▸ **Exercise prompt**:
Reproduce the listing below in full and without alteration, apart from its pictures.

..........

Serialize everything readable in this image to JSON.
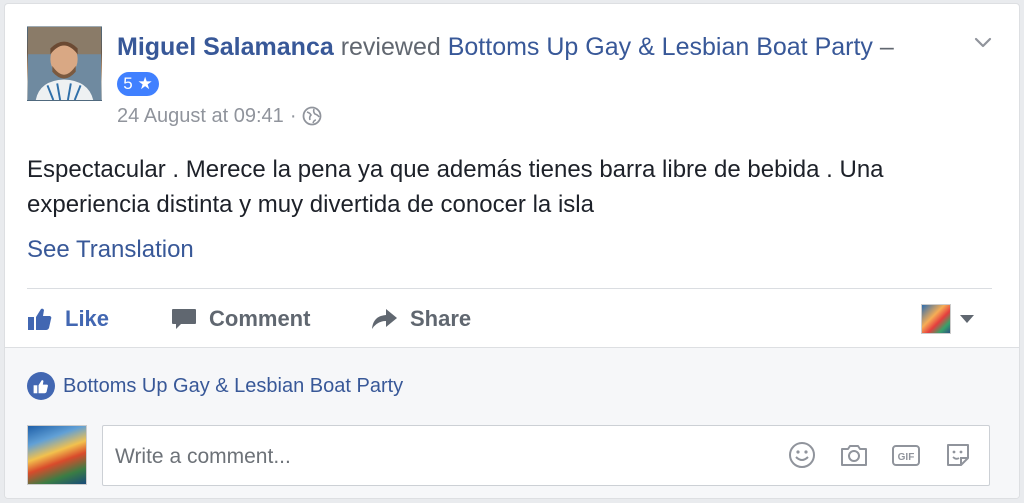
{
  "post": {
    "author": "Miguel Salamanca",
    "verb": "reviewed",
    "page_name": "Bottoms Up Gay & Lesbian Boat Party",
    "dash": "–",
    "rating": "5 ★",
    "timestamp": "24 August at 09:41",
    "separator": "·",
    "text": "Espectacular . Merece la pena ya que además tienes barra libre de bebida . Una experiencia distinta y muy divertida de conocer la isla",
    "see_translation": "See Translation"
  },
  "actions": {
    "like": "Like",
    "comment": "Comment",
    "share": "Share"
  },
  "footer": {
    "liked_by": "Bottoms Up Gay & Lesbian Boat Party",
    "comment_placeholder": "Write a comment..."
  },
  "colors": {
    "link": "#385898",
    "like_blue": "#4267b2",
    "rating_blue": "#4080ff",
    "muted": "#90949c"
  }
}
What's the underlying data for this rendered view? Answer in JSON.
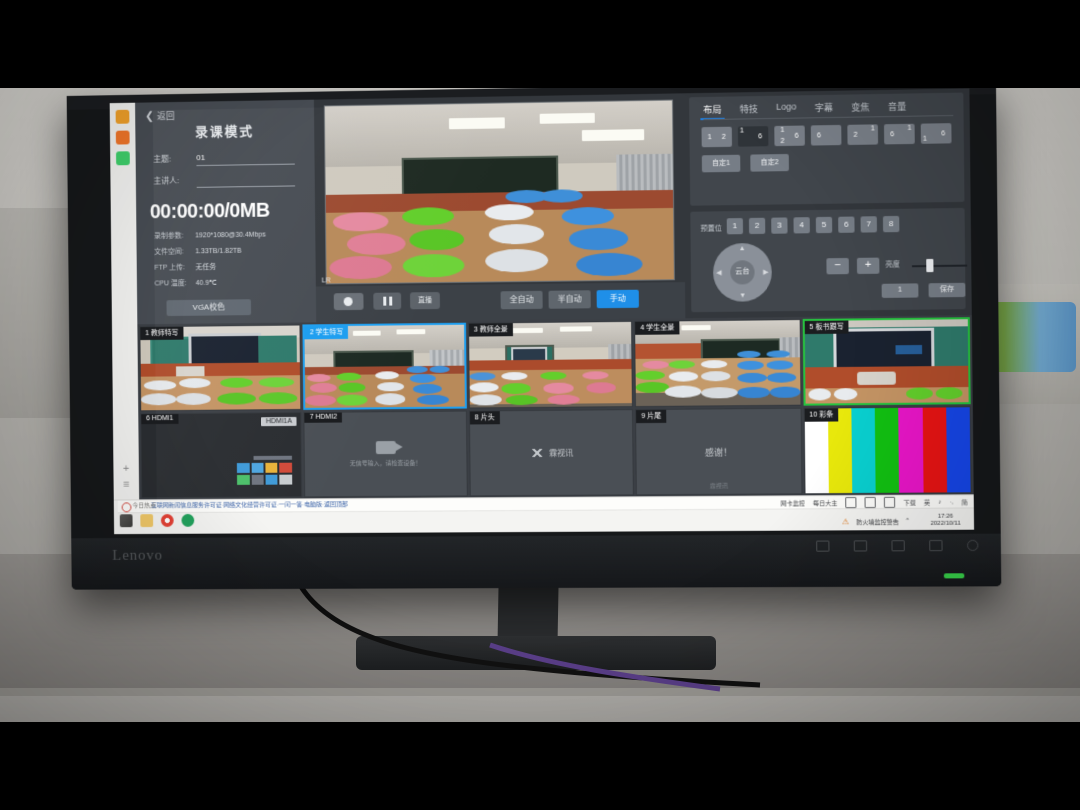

..........

▸ **Result**:
Serialize everything readable in this image to JSON.
{
  "post": {
    "author": "Miguel Salamanca",
    "verb": "reviewed",
    "page_name": "Bottoms Up Gay & Lesbian Boat Party",
    "dash": "–",
    "rating": "5 ★",
    "timestamp": "24 August at 09:41",
    "separator": "·",
    "text": "Espectacular . Merece la pena ya que además tienes barra libre de bebida . Una experiencia distinta y muy divertida de conocer la isla",
    "see_translation": "See Translation"
  },
  "actions": {
    "like": "Like",
    "comment": "Comment",
    "share": "Share"
  },
  "footer": {
    "liked_by": "Bottoms Up Gay & Lesbian Boat Party",
    "comment_placeholder": "Write a comment..."
  },
  "colors": {
    "link": "#385898",
    "like_blue": "#4267b2",
    "rating_blue": "#4080ff",
    "muted": "#90949c"
  }
}
What's the underlying data for this rendered view? Answer in JSON.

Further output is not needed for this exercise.